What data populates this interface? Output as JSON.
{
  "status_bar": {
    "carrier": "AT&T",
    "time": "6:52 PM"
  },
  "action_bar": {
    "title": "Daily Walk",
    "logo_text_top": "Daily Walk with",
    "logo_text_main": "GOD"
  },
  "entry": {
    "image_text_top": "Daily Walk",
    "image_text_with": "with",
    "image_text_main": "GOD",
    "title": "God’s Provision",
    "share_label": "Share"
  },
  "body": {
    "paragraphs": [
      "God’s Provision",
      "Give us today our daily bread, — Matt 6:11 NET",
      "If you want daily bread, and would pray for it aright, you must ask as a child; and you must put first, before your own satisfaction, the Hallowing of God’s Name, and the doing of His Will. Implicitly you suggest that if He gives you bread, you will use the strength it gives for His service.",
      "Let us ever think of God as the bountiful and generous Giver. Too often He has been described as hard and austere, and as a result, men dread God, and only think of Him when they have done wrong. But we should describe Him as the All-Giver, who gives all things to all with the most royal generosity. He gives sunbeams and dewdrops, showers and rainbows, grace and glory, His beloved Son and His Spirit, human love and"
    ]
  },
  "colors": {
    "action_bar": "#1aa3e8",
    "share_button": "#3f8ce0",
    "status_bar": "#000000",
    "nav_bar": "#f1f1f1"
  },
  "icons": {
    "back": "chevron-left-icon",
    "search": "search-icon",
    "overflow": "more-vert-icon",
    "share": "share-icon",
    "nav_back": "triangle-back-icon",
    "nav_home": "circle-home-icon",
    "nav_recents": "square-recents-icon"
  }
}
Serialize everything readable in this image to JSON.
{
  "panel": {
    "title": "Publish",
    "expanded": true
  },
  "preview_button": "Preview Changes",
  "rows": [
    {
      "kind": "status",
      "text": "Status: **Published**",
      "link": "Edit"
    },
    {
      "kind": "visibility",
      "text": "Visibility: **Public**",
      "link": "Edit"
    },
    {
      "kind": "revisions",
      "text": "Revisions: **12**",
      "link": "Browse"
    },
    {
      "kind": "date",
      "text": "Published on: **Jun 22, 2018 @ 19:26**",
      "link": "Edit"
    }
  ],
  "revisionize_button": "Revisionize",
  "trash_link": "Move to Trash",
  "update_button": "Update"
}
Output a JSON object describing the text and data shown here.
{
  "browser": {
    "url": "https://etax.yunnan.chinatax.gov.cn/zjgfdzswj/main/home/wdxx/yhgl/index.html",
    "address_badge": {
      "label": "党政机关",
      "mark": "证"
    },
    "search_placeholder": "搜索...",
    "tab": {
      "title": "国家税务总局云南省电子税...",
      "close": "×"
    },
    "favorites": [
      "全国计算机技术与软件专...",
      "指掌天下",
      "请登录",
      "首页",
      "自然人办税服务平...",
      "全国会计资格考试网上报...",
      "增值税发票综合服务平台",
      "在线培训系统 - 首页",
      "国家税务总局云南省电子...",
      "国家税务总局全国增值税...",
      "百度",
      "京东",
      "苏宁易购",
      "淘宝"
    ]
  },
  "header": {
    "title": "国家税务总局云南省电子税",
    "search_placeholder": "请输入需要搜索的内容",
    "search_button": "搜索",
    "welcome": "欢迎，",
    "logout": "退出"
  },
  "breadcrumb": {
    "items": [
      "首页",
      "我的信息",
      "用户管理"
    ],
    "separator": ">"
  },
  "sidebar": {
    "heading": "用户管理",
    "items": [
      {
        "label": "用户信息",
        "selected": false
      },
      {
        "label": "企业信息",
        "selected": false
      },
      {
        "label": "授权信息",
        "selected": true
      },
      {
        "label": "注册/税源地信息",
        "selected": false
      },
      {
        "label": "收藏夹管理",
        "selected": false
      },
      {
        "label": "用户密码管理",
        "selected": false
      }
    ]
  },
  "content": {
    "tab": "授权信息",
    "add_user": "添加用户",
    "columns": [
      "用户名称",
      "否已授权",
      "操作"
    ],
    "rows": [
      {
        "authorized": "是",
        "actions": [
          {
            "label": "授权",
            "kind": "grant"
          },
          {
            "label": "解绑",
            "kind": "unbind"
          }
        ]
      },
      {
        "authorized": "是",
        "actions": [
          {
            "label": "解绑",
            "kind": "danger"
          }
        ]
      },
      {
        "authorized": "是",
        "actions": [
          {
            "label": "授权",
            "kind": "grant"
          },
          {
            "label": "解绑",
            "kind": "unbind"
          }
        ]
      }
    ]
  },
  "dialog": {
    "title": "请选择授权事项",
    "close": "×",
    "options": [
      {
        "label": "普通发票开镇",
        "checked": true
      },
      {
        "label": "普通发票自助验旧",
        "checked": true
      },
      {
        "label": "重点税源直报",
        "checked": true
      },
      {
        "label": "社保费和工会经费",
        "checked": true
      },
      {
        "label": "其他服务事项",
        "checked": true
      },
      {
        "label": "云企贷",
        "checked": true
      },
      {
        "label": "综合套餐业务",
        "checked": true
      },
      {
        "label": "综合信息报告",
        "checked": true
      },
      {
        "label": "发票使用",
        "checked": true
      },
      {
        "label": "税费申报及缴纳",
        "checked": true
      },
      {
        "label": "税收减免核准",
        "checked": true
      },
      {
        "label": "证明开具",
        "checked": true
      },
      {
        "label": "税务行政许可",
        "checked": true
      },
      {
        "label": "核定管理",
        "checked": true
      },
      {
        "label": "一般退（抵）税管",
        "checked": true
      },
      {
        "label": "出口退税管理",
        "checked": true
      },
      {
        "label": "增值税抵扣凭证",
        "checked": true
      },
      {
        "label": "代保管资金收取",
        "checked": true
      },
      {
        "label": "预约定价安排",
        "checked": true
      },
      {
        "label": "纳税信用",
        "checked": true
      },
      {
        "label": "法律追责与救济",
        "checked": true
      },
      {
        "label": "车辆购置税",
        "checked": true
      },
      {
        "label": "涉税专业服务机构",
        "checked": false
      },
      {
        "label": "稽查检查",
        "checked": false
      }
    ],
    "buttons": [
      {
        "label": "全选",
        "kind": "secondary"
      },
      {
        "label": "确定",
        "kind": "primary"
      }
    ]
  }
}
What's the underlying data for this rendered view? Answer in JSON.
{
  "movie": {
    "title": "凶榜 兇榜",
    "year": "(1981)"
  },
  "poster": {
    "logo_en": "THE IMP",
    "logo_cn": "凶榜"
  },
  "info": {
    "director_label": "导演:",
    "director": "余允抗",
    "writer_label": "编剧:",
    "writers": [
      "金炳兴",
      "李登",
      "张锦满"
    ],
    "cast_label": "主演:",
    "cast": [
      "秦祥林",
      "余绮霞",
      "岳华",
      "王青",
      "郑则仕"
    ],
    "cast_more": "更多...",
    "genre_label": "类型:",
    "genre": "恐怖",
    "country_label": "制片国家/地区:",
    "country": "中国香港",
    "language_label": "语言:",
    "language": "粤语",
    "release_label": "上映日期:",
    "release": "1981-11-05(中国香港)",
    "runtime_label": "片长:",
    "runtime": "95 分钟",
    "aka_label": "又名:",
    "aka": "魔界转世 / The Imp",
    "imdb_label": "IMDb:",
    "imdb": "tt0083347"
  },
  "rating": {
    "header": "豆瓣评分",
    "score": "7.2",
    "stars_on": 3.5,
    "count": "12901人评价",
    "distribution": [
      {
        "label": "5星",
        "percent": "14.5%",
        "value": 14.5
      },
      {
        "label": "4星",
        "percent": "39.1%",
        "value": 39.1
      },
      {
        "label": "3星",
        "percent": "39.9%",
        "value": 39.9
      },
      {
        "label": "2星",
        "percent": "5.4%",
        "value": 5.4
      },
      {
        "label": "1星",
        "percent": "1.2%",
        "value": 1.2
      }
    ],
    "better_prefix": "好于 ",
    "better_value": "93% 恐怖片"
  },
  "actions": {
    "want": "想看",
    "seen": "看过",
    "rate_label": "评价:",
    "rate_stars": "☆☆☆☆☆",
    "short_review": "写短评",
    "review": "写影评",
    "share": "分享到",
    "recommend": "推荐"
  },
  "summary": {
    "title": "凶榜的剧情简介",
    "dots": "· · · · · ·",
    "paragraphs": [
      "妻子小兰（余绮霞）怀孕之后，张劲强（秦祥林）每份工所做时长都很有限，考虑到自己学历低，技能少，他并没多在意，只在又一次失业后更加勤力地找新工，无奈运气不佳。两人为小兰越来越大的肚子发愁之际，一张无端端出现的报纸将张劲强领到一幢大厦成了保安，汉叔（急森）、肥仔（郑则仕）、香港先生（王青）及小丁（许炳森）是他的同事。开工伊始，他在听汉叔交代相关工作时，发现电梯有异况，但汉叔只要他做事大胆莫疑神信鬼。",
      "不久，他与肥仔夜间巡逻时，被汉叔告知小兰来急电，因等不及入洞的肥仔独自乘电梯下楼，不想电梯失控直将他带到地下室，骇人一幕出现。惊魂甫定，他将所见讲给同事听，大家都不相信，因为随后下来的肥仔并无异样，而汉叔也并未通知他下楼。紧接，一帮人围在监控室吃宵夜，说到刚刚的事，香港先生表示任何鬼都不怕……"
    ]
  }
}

◆ Objective ◆
Copy all lines from the material that hold "What".

◆ Result below ◆
What data populates this interface? Output as JSON.
What's the underlying data for this rendered view? Answer in JSON.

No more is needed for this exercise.